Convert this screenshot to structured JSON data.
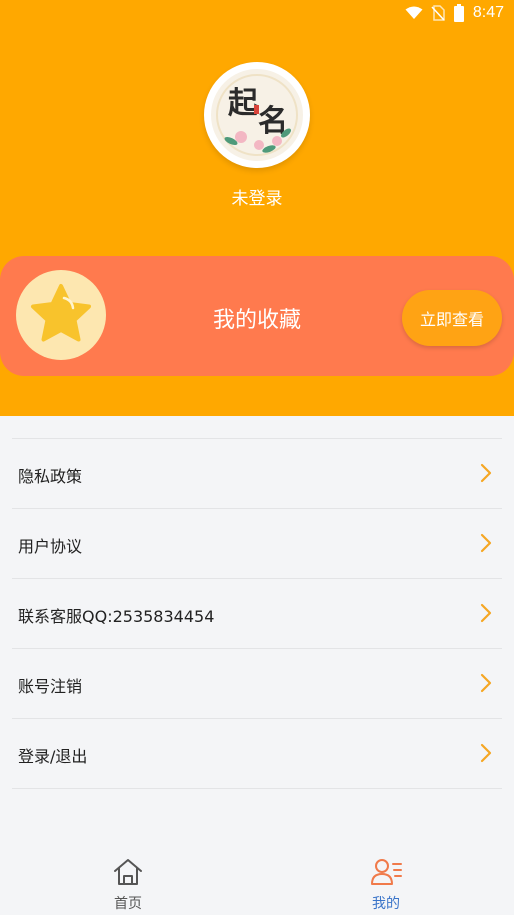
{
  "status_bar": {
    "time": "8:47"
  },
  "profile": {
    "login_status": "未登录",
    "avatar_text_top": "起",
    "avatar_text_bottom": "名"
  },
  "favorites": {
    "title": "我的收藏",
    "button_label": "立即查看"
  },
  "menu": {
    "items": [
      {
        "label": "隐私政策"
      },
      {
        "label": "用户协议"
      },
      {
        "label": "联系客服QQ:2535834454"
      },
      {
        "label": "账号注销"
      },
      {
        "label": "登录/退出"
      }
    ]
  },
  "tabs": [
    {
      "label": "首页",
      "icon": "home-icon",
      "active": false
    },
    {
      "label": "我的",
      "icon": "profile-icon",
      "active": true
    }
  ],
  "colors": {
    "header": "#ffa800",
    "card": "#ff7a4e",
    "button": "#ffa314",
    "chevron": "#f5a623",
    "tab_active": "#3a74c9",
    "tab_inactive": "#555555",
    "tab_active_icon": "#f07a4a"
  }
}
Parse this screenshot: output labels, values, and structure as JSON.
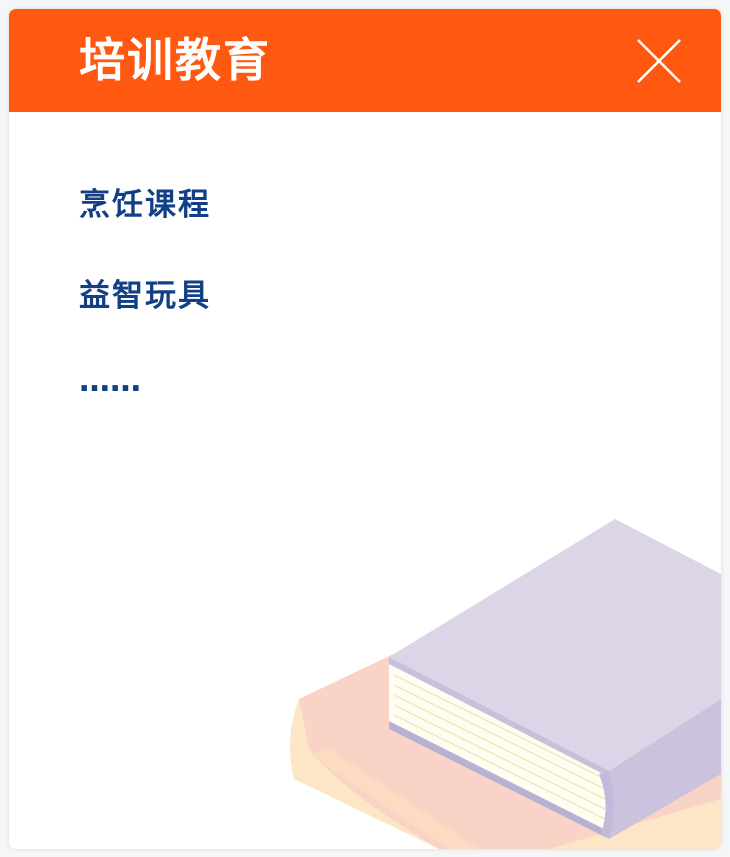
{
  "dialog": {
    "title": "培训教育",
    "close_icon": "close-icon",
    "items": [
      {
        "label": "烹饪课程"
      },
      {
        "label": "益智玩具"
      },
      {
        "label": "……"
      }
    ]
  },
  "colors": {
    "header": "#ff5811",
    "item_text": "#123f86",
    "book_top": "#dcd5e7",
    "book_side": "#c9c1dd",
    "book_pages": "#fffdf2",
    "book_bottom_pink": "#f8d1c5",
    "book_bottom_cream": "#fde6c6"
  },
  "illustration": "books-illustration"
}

----

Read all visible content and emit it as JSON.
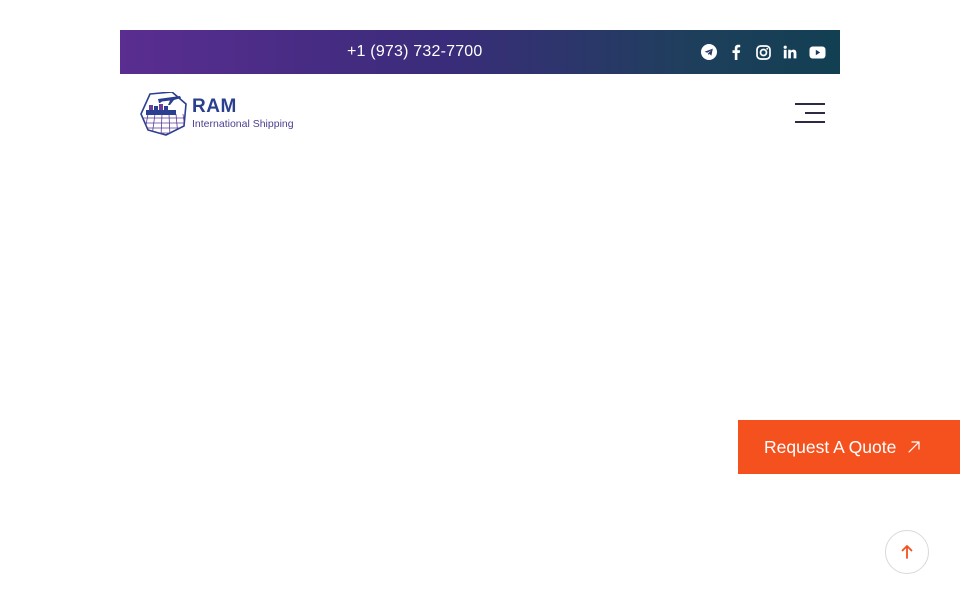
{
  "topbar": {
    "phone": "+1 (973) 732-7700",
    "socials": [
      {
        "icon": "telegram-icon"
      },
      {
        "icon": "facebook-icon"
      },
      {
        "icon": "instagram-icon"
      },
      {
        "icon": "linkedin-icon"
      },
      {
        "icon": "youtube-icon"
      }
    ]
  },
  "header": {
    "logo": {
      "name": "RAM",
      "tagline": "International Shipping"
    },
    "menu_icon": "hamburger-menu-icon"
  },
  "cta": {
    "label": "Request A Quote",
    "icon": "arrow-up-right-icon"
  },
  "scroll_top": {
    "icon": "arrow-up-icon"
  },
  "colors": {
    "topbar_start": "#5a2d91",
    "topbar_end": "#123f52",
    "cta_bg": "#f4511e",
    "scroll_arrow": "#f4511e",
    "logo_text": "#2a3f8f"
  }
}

----

DO THIS
Using the records above, find and show each line with the string "header".

EXERCISE RESPONSE
    "header": "#ffa800",
    "header": "#ff5811",
  "header": {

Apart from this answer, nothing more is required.